**TASK DESCRIPTION**
Every line that holds the string "time" is to be identified and copied.

**PROVIDED DATA**
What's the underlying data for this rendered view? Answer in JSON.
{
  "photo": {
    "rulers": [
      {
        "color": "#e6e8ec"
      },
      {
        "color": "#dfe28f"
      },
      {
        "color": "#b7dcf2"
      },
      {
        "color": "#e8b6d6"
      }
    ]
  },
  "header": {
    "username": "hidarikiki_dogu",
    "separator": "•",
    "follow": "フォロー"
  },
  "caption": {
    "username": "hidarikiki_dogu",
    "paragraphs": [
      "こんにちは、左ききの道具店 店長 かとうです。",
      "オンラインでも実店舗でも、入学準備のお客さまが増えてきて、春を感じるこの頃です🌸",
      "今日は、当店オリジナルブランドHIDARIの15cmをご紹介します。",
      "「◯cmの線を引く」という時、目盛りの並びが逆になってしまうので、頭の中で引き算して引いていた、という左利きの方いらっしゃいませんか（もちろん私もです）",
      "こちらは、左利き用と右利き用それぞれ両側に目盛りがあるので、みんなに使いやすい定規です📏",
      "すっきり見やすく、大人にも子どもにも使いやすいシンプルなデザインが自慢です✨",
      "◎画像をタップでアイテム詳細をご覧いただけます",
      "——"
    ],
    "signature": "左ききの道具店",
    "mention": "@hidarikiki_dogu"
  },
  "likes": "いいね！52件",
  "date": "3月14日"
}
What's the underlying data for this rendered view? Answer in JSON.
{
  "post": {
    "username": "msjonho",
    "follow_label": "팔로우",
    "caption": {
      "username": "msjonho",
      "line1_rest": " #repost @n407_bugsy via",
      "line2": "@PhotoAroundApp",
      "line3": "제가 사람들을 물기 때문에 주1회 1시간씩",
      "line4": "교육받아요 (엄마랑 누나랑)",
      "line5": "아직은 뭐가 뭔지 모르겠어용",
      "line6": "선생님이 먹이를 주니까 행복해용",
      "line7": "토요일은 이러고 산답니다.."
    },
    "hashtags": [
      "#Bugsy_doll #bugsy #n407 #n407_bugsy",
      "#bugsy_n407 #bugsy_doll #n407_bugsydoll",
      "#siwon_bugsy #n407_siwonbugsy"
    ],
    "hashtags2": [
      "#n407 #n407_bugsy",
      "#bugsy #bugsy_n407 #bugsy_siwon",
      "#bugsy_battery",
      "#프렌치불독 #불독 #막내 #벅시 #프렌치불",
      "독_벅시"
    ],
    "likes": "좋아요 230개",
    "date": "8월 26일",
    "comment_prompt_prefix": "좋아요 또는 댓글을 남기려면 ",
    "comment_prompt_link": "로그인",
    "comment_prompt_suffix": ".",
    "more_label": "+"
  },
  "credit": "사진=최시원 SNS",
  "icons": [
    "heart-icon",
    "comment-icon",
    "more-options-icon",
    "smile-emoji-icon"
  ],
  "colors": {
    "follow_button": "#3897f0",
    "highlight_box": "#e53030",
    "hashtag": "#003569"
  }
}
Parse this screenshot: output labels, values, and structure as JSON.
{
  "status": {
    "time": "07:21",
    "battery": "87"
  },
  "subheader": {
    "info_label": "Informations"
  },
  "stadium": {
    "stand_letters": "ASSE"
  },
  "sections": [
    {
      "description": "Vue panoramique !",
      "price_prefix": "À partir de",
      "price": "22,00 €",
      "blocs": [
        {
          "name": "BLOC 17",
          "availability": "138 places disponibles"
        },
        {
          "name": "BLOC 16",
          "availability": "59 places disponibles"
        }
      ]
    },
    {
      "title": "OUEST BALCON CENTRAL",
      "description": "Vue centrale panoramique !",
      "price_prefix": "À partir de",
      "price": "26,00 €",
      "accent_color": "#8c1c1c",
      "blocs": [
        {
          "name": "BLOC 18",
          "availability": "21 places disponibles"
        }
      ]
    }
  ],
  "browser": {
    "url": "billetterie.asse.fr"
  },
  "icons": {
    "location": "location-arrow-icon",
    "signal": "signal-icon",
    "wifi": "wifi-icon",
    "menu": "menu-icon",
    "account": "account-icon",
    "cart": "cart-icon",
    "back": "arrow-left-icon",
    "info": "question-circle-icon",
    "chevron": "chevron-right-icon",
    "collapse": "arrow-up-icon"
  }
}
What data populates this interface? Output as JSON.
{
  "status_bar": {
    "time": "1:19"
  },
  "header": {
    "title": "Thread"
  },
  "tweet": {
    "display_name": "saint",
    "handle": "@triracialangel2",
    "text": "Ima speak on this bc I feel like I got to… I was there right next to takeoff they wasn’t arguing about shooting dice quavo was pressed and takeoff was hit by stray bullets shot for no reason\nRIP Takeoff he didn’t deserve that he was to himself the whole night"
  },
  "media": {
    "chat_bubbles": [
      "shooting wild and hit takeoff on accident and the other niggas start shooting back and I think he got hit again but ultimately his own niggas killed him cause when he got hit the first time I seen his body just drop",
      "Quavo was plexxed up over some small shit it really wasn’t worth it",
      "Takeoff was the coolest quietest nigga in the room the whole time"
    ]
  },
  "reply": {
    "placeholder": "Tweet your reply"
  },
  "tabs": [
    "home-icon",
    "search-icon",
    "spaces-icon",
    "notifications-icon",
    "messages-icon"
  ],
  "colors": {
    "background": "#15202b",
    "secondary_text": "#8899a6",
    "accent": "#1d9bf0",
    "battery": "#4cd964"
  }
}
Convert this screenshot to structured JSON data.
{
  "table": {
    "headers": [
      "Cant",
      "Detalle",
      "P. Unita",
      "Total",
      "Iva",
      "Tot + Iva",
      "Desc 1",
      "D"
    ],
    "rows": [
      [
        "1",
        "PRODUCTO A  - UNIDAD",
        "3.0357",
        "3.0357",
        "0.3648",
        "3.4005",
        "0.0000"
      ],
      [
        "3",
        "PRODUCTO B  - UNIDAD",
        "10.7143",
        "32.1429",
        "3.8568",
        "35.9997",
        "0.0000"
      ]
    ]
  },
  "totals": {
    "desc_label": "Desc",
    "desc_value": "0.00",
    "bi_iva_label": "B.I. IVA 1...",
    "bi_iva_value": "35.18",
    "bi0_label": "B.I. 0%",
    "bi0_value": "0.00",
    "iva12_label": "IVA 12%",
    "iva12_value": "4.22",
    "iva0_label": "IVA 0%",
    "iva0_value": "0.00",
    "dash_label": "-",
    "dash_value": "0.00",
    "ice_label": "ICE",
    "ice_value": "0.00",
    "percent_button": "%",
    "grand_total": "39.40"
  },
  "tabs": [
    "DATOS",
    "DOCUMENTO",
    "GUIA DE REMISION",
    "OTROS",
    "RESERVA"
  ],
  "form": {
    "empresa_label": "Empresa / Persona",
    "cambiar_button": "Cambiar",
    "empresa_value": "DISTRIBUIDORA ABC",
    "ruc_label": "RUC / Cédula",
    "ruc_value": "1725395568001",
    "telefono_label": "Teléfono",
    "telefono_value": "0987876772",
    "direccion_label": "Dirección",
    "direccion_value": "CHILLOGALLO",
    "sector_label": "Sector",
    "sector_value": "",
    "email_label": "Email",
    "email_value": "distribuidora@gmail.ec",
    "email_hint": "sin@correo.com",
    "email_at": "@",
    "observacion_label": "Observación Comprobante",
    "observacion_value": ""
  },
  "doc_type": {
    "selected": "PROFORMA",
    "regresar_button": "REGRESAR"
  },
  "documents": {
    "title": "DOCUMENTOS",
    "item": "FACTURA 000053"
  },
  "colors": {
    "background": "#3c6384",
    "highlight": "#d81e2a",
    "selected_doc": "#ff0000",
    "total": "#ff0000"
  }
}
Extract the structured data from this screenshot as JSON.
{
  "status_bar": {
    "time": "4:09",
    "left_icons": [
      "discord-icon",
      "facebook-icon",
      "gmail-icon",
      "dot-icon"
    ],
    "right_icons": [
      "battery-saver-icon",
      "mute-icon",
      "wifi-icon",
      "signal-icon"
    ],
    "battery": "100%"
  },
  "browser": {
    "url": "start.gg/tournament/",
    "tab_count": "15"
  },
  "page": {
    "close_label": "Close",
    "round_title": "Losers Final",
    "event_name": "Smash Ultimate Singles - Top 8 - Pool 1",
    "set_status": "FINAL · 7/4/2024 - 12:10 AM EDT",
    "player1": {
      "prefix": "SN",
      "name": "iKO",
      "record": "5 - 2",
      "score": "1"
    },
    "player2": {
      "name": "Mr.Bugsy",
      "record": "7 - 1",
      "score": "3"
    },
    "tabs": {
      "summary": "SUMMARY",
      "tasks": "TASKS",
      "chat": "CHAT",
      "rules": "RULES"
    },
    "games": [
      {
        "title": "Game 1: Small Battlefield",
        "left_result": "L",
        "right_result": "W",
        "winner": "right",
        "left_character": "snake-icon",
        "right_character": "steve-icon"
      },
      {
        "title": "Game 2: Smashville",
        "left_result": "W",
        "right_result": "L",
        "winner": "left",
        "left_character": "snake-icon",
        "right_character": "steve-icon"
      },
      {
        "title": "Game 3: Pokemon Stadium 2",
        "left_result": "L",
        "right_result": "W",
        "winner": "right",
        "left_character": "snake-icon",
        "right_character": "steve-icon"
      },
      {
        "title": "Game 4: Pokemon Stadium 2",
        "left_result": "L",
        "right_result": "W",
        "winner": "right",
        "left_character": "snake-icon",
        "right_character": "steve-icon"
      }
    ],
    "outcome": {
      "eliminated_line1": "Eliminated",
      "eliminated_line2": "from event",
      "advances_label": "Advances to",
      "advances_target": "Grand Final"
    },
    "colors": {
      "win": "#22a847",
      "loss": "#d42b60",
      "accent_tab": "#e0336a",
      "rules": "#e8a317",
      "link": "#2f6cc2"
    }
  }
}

**TASK ANSWER**
    "time": "07:21",
    "time": "1:19"
      "shooting wild and hit takeoff on accident and the other niggas start shooting back and I think he got hit again but ultimately his own niggas killed him cause when he got hit the first time I seen his body just drop",
      "Takeoff was the coolest quietest nigga in the room the whole time"
    "time": "4:09",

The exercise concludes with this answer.